**THE TASK:** Convert every line of the records below into a JSON list of strings, one string per line, leaving out any blank lines.

**EXTRACTED ENTRIES:**
----
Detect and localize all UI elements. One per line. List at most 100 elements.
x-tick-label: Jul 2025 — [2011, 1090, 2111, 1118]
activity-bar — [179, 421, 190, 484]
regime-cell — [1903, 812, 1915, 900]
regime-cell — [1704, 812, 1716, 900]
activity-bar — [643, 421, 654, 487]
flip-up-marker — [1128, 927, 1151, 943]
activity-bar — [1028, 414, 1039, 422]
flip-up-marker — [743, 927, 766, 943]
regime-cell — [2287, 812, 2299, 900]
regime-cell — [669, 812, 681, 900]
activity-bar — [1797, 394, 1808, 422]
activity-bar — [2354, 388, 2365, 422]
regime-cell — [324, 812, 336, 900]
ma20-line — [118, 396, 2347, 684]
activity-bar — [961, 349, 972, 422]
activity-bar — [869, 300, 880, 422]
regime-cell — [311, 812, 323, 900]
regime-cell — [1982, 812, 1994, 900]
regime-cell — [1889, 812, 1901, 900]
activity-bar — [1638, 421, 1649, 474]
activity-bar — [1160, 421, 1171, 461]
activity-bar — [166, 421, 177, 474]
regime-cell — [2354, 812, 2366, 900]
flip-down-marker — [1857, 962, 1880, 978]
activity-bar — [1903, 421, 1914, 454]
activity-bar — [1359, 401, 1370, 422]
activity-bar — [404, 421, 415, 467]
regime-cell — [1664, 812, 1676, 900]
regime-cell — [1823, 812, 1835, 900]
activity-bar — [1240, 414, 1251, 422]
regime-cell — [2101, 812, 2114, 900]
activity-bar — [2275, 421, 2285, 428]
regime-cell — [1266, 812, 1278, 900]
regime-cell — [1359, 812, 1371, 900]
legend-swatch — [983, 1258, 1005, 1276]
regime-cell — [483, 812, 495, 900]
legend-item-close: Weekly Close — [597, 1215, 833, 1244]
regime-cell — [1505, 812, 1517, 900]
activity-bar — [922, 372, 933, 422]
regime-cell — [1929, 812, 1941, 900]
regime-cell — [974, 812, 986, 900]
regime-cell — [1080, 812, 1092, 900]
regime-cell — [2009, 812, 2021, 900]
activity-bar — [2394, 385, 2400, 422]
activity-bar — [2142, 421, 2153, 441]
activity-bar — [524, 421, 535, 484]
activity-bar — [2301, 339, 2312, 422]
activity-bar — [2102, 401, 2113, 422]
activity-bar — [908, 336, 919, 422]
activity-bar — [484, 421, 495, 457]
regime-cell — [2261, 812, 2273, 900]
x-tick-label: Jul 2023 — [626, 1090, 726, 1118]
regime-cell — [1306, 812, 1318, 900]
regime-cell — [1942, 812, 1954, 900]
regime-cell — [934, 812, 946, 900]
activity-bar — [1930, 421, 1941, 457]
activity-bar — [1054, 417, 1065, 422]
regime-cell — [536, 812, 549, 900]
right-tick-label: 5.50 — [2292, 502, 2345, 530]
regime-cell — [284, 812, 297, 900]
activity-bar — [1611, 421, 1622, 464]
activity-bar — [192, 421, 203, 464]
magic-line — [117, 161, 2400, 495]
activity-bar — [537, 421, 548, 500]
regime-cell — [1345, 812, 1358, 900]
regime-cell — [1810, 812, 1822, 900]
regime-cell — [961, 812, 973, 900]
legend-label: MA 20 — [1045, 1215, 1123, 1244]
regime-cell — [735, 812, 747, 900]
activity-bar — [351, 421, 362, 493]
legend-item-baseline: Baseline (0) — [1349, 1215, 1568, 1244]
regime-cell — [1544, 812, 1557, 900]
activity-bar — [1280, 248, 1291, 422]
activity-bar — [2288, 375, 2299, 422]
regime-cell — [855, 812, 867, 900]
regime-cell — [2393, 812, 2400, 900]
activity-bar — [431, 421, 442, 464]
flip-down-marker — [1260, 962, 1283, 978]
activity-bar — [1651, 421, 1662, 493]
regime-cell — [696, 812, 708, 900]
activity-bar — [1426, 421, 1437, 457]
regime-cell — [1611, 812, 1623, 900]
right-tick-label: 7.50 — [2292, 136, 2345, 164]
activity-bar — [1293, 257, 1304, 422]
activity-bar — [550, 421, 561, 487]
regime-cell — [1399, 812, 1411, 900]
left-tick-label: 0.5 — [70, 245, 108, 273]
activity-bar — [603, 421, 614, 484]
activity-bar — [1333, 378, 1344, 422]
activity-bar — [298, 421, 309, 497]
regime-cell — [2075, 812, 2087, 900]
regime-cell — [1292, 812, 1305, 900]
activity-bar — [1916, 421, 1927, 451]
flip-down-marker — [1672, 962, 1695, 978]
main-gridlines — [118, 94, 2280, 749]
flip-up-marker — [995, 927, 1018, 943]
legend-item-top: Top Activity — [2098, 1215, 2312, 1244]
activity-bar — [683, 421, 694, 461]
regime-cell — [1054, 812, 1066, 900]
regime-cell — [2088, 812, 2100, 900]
----
**SOLUTION TO THE EXERCISE:**
[
  "Detect and localize all UI elements. One per line. List at most 100 elements.",
  "x-tick-label: Jul 2025 — [2011, 1090, 2111, 1118]",
  "activity-bar — [179, 421, 190, 484]",
  "regime-cell — [1903, 812, 1915, 900]",
  "regime-cell — [1704, 812, 1716, 900]",
  "activity-bar — [643, 421, 654, 487]",
  "flip-up-marker — [1128, 927, 1151, 943]",
  "activity-bar — [1028, 414, 1039, 422]",
  "flip-up-marker — [743, 927, 766, 943]",
  "regime-cell — [2287, 812, 2299, 900]",
  "regime-cell — [669, 812, 681, 900]",
  "activity-bar — [1797, 394, 1808, 422]",
  "activity-bar — [2354, 388, 2365, 422]",
  "regime-cell — [324, 812, 336, 900]",
  "ma20-line — [118, 396, 2347, 684]",
  "activity-bar — [961, 349, 972, 422]",
  "activity-bar — [869, 300, 880, 422]",
  "regime-cell — [311, 812, 323, 900]",
  "regime-cell — [1982, 812, 1994, 900]",
  "regime-cell — [1889, 812, 1901, 900]",
  "activity-bar — [1638, 421, 1649, 474]",
  "activity-bar — [1160, 421, 1171, 461]",
  "activity-bar — [166, 421, 177, 474]",
  "regime-cell — [2354, 812, 2366, 900]",
  "flip-down-marker — [1857, 962, 1880, 978]",
  "activity-bar — [1903, 421, 1914, 454]",
  "activity-bar — [1359, 401, 1370, 422]",
  "activity-bar — [404, 421, 415, 467]",
  "regime-cell — [1664, 812, 1676, 900]",
  "regime-cell — [1823, 812, 1835, 900]",
  "activity-bar — [1240, 414, 1251, 422]",
  "regime-cell — [2101, 812, 2114, 900]",
  "activity-bar — [2275, 421, 2285, 428]",
  "regime-cell — [1266, 812, 1278, 900]",
  "regime-cell — [1359, 812, 1371, 900]",
  "legend-swatch — [983, 1258, 1005, 1276]",
  "regime-cell — [483, 812, 495, 900]",
  "legend-item-close: Weekly Close — [597, 1215, 833, 1244]",
  "regime-cell — [1505, 812, 1517, 900]",
  "activity-bar — [922, 372, 933, 422]",
  "regime-cell — [1929, 812, 1941, 900]",
  "regime-cell — [974, 812, 986, 900]",
  "regime-cell — [1080, 812, 1092, 900]",
  "regime-cell — [2009, 812, 2021, 900]",
  "activity-bar — [2394, 385, 2400, 422]",
  "activity-bar — [2142, 421, 2153, 441]",
  "activity-bar — [524, 421, 535, 484]",
  "activity-bar — [2301, 339, 2312, 422]",
  "activity-bar — [2102, 401, 2113, 422]",
  "activity-bar — [908, 336, 919, 422]",
  "activity-bar — [484, 421, 495, 457]",
  "regime-cell — [2261, 812, 2273, 900]",
  "x-tick-label: Jul 2023 — [626, 1090, 726, 1118]",
  "regime-cell — [1306, 812, 1318, 900]",
  "regime-cell — [1942, 812, 1954, 900]",
  "regime-cell — [934, 812, 946, 900]",
  "activity-bar — [1930, 421, 1941, 457]",
  "activity-bar — [1054, 417, 1065, 422]",
  "regime-cell — [536, 812, 549, 900]",
  "right-tick-label: 5.50 — [2292, 502, 2345, 530]",
  "regime-cell — [284, 812, 297, 900]",
  "activity-bar — [1611, 421, 1622, 464]",
  "activity-bar — [192, 421, 203, 464]",
  "magic-line — [117, 161, 2400, 495]",
  "activity-bar — [537, 421, 548, 500]",
  "regime-cell — [1345, 812, 1358, 900]",
  "regime-cell — [1810, 812, 1822, 900]",
  "regime-cell — [961, 812, 973, 900]",
  "legend-label: MA 20 — [1045, 1215, 1123, 1244]",
  "regime-cell — [735, 812, 747, 900]",
  "activity-bar — [351, 421, 362, 493]",
  "legend-item-baseline: Baseline (0) — [1349, 1215, 1568, 1244]",
  "regime-cell — [1544, 812, 1557, 900]",
  "activity-bar — [1280, 248, 1291, 422]",
  "activity-bar — [2288, 375, 2299, 422]",
  "regime-cell — [855, 812, 867, 900]",
  "regime-cell — [2393, 812, 2400, 900]",
  "activity-bar — [431, 421, 442, 464]",
  "flip-down-marker — [1260, 962, 1283, 978]",
  "activity-bar — [1651, 421, 1662, 493]",
  "regime-cell — [696, 812, 708, 900]",
  "activity-bar — [1426, 421, 1437, 457]",
  "regime-cell — [1611, 812, 1623, 900]",
  "right-tick-label: 7.50 — [2292, 136, 2345, 164]",
  "activity-bar — [1293, 257, 1304, 422]",
  "activity-bar — [550, 421, 561, 487]",
  "regime-cell — [1399, 812, 1411, 900]",
  "left-tick-label: 0.5 — [70, 245, 108, 273]",
  "activity-bar — [603, 421, 614, 484]",
  "activity-bar — [1333, 378, 1344, 422]",
  "activity-bar — [298, 421, 309, 497]",
  "regime-cell — [2075, 812, 2087, 900]",
  "regime-cell — [1292, 812, 1305, 900]",
  "activity-bar — [1916, 421, 1927, 451]",
  "flip-down-marker — [1672, 962, 1695, 978]",
  "main-gridlines — [118, 94, 2280, 749]",
  "flip-up-marker — [995, 927, 1018, 943]",
  "legend-item-top: Top Activity — [2098, 1215, 2312, 1244]",
  "activity-bar — [683, 421, 694, 461]",
  "regime-cell — [1054, 812, 1066, 900]",
  "regime-cell — [2088, 812, 2100, 900]"
]